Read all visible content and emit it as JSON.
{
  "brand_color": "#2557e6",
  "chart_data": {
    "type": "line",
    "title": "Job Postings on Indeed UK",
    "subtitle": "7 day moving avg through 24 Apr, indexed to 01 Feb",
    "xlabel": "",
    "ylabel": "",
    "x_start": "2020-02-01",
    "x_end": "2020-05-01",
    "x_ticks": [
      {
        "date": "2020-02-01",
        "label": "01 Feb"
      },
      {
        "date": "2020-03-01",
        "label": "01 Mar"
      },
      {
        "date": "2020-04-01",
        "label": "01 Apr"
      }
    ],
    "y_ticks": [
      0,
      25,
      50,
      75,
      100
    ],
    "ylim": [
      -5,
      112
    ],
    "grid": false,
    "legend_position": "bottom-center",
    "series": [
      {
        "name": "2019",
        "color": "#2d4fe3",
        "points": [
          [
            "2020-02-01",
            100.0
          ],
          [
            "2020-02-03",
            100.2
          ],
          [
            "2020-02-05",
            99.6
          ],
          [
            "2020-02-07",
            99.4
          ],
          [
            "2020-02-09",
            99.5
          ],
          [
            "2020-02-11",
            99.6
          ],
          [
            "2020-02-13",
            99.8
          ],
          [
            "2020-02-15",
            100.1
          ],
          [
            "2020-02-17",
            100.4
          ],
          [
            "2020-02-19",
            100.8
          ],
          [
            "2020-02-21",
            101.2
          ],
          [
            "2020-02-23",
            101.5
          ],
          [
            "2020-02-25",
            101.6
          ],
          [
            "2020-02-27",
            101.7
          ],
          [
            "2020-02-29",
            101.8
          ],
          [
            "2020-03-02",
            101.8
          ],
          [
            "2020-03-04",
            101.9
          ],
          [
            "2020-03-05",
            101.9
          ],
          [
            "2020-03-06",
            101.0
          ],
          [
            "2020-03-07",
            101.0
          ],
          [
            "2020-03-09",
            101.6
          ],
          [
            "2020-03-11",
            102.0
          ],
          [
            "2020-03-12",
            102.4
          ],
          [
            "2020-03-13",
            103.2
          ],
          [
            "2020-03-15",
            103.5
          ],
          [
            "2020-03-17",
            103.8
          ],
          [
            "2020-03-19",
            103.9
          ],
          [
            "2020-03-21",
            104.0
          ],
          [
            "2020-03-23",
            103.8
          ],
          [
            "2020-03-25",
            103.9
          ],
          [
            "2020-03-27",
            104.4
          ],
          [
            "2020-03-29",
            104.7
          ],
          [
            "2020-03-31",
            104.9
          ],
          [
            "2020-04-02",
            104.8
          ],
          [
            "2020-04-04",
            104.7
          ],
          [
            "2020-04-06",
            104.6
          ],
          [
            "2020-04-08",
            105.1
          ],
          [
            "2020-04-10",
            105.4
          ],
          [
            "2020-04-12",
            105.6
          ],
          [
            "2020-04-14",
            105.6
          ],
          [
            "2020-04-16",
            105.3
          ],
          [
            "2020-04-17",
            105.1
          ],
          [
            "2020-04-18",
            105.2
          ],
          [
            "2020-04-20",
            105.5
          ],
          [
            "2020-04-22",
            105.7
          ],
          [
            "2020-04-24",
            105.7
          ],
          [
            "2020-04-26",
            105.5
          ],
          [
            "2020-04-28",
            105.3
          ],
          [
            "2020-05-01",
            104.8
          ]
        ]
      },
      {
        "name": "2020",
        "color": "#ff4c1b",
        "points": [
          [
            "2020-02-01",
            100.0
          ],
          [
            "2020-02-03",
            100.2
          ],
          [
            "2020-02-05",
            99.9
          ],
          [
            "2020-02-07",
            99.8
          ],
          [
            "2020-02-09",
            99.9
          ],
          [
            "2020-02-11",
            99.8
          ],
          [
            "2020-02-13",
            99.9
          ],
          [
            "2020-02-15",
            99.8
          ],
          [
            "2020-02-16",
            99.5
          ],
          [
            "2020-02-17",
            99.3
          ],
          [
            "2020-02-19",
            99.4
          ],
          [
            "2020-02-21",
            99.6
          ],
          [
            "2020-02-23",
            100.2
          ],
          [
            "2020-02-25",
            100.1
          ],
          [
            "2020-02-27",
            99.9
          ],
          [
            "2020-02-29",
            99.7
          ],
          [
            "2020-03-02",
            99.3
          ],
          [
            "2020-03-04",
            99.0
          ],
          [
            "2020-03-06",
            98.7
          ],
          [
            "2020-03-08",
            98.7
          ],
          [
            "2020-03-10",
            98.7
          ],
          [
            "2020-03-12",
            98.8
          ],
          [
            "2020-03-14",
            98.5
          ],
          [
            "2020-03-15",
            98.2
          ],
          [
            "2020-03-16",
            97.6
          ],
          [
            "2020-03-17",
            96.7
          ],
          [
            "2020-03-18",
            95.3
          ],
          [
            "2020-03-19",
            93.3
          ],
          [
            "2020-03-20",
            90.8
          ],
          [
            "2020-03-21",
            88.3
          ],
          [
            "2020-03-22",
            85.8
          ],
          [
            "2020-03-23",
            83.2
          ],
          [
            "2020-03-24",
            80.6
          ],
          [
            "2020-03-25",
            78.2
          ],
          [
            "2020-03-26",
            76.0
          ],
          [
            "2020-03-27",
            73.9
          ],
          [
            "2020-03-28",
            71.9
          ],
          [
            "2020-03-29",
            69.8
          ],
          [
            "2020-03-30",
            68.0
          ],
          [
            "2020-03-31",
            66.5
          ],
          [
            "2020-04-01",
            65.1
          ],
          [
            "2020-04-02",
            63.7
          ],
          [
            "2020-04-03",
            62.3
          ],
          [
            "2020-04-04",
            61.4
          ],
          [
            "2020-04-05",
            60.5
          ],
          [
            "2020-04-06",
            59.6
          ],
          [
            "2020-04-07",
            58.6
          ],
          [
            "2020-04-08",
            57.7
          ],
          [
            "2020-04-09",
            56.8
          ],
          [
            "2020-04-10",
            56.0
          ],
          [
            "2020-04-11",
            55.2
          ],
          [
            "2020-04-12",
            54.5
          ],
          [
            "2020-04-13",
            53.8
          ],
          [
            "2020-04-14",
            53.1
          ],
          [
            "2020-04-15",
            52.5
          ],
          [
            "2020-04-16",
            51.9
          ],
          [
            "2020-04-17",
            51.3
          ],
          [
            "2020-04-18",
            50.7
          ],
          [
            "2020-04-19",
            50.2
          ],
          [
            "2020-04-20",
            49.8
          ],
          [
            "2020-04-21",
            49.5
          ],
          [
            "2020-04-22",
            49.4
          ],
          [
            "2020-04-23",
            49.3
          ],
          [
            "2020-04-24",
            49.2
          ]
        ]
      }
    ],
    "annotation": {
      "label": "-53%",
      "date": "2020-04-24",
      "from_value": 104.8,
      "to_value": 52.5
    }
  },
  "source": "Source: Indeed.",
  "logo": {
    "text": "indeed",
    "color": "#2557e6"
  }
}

◆ ◆ ◆

- Problem details
Transcribe every record above exactly as it appears.

- Task response
Read all visible content and emit it as JSON.
{
  "brand_color": "#2557e6",
  "chart_data": {
    "type": "line",
    "title": "Job Postings on Indeed UK",
    "subtitle": "7 day moving avg through 24 Apr, indexed to 01 Feb",
    "xlabel": "",
    "ylabel": "",
    "x_start": "2020-02-01",
    "x_end": "2020-05-01",
    "x_ticks": [
      {
        "date": "2020-02-01",
        "label": "01 Feb"
      },
      {
        "date": "2020-03-01",
        "label": "01 Mar"
      },
      {
        "date": "2020-04-01",
        "label": "01 Apr"
      }
    ],
    "y_ticks": [
      0,
      25,
      50,
      75,
      100
    ],
    "ylim": [
      -5,
      112
    ],
    "grid": false,
    "legend_position": "bottom-center",
    "series": [
      {
        "name": "2019",
        "color": "#2d4fe3",
        "points": [
          [
            "2020-02-01",
            100.0
          ],
          [
            "2020-02-03",
            100.2
          ],
          [
            "2020-02-05",
            99.6
          ],
          [
            "2020-02-07",
            99.4
          ],
          [
            "2020-02-09",
            99.5
          ],
          [
            "2020-02-11",
            99.6
          ],
          [
            "2020-02-13",
            99.8
          ],
          [
            "2020-02-15",
            100.1
          ],
          [
            "2020-02-17",
            100.4
          ],
          [
            "2020-02-19",
            100.8
          ],
          [
            "2020-02-21",
            101.2
          ],
          [
            "2020-02-23",
            101.5
          ],
          [
            "2020-02-25",
            101.6
          ],
          [
            "2020-02-27",
            101.7
          ],
          [
            "2020-02-29",
            101.8
          ],
          [
            "2020-03-02",
            101.8
          ],
          [
            "2020-03-04",
            101.9
          ],
          [
            "2020-03-05",
            101.9
          ],
          [
            "2020-03-06",
            101.0
          ],
          [
            "2020-03-07",
            101.0
          ],
          [
            "2020-03-09",
            101.6
          ],
          [
            "2020-03-11",
            102.0
          ],
          [
            "2020-03-12",
            102.4
          ],
          [
            "2020-03-13",
            103.2
          ],
          [
            "2020-03-15",
            103.5
          ],
          [
            "2020-03-17",
            103.8
          ],
          [
            "2020-03-19",
            103.9
          ],
          [
            "2020-03-21",
            104.0
          ],
          [
            "2020-03-23",
            103.8
          ],
          [
            "2020-03-25",
            103.9
          ],
          [
            "2020-03-27",
            104.4
          ],
          [
            "2020-03-29",
            104.7
          ],
          [
            "2020-03-31",
            104.9
          ],
          [
            "2020-04-02",
            104.8
          ],
          [
            "2020-04-04",
            104.7
          ],
          [
            "2020-04-06",
            104.6
          ],
          [
            "2020-04-08",
            105.1
          ],
          [
            "2020-04-10",
            105.4
          ],
          [
            "2020-04-12",
            105.6
          ],
          [
            "2020-04-14",
            105.6
          ],
          [
            "2020-04-16",
            105.3
          ],
          [
            "2020-04-17",
            105.1
          ],
          [
            "2020-04-18",
            105.2
          ],
          [
            "2020-04-20",
            105.5
          ],
          [
            "2020-04-22",
            105.7
          ],
          [
            "2020-04-24",
            105.7
          ],
          [
            "2020-04-26",
            105.5
          ],
          [
            "2020-04-28",
            105.3
          ],
          [
            "2020-05-01",
            104.8
          ]
        ]
      },
      {
        "name": "2020",
        "color": "#ff4c1b",
        "points": [
          [
            "2020-02-01",
            100.0
          ],
          [
            "2020-02-03",
            100.2
          ],
          [
            "2020-02-05",
            99.9
          ],
          [
            "2020-02-07",
            99.8
          ],
          [
            "2020-02-09",
            99.9
          ],
          [
            "2020-02-11",
            99.8
          ],
          [
            "2020-02-13",
            99.9
          ],
          [
            "2020-02-15",
            99.8
          ],
          [
            "2020-02-16",
            99.5
          ],
          [
            "2020-02-17",
            99.3
          ],
          [
            "2020-02-19",
            99.4
          ],
          [
            "2020-02-21",
            99.6
          ],
          [
            "2020-02-23",
            100.2
          ],
          [
            "2020-02-25",
            100.1
          ],
          [
            "2020-02-27",
            99.9
          ],
          [
            "2020-02-29",
            99.7
          ],
          [
            "2020-03-02",
            99.3
          ],
          [
            "2020-03-04",
            99.0
          ],
          [
            "2020-03-06",
            98.7
          ],
          [
            "2020-03-08",
            98.7
          ],
          [
            "2020-03-10",
            98.7
          ],
          [
            "2020-03-12",
            98.8
          ],
          [
            "2020-03-14",
            98.5
          ],
          [
            "2020-03-15",
            98.2
          ],
          [
            "2020-03-16",
            97.6
          ],
          [
            "2020-03-17",
            96.7
          ],
          [
            "2020-03-18",
            95.3
          ],
          [
            "2020-03-19",
            93.3
          ],
          [
            "2020-03-20",
            90.8
          ],
          [
            "2020-03-21",
            88.3
          ],
          [
            "2020-03-22",
            85.8
          ],
          [
            "2020-03-23",
            83.2
          ],
          [
            "2020-03-24",
            80.6
          ],
          [
            "2020-03-25",
            78.2
          ],
          [
            "2020-03-26",
            76.0
          ],
          [
            "2020-03-27",
            73.9
          ],
          [
            "2020-03-28",
            71.9
          ],
          [
            "2020-03-29",
            69.8
          ],
          [
            "2020-03-30",
            68.0
          ],
          [
            "2020-03-31",
            66.5
          ],
          [
            "2020-04-01",
            65.1
          ],
          [
            "2020-04-02",
            63.7
          ],
          [
            "2020-04-03",
            62.3
          ],
          [
            "2020-04-04",
            61.4
          ],
          [
            "2020-04-05",
            60.5
          ],
          [
            "2020-04-06",
            59.6
          ],
          [
            "2020-04-07",
            58.6
          ],
          [
            "2020-04-08",
            57.7
          ],
          [
            "2020-04-09",
            56.8
          ],
          [
            "2020-04-10",
            56.0
          ],
          [
            "2020-04-11",
            55.2
          ],
          [
            "2020-04-12",
            54.5
          ],
          [
            "2020-04-13",
            53.8
          ],
          [
            "2020-04-14",
            53.1
          ],
          [
            "2020-04-15",
            52.5
          ],
          [
            "2020-04-16",
            51.9
          ],
          [
            "2020-04-17",
            51.3
          ],
          [
            "2020-04-18",
            50.7
          ],
          [
            "2020-04-19",
            50.2
          ],
          [
            "2020-04-20",
            49.8
          ],
          [
            "2020-04-21",
            49.5
          ],
          [
            "2020-04-22",
            49.4
          ],
          [
            "2020-04-23",
            49.3
          ],
          [
            "2020-04-24",
            49.2
          ]
        ]
      }
    ],
    "annotation": {
      "label": "-53%",
      "date": "2020-04-24",
      "from_value": 104.8,
      "to_value": 52.5
    }
  },
  "source": "Source: Indeed.",
  "logo": {
    "text": "indeed",
    "color": "#2557e6"
  }
}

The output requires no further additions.